**TASK STATEMENT**. Reproduce every line of the listing below word for word, without changing anything.

**EXERCISE DATA**.

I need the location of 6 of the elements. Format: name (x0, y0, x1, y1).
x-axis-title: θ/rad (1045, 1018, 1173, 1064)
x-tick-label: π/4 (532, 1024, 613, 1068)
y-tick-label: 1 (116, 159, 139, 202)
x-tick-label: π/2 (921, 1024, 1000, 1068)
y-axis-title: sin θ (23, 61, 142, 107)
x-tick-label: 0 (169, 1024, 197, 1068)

**FINISHED TASK**.
I need the location of 6 of the elements. Format: name (x0, y0, x1, y1).
x-axis-title: θ/rad (1045, 1018, 1173, 1064)
x-tick-label: π/4 (532, 1024, 613, 1068)
y-tick-label: 1 (116, 159, 139, 202)
x-tick-label: π/2 (921, 1024, 1000, 1068)
y-axis-title: sin θ (23, 61, 142, 107)
x-tick-label: 0 (169, 1024, 197, 1068)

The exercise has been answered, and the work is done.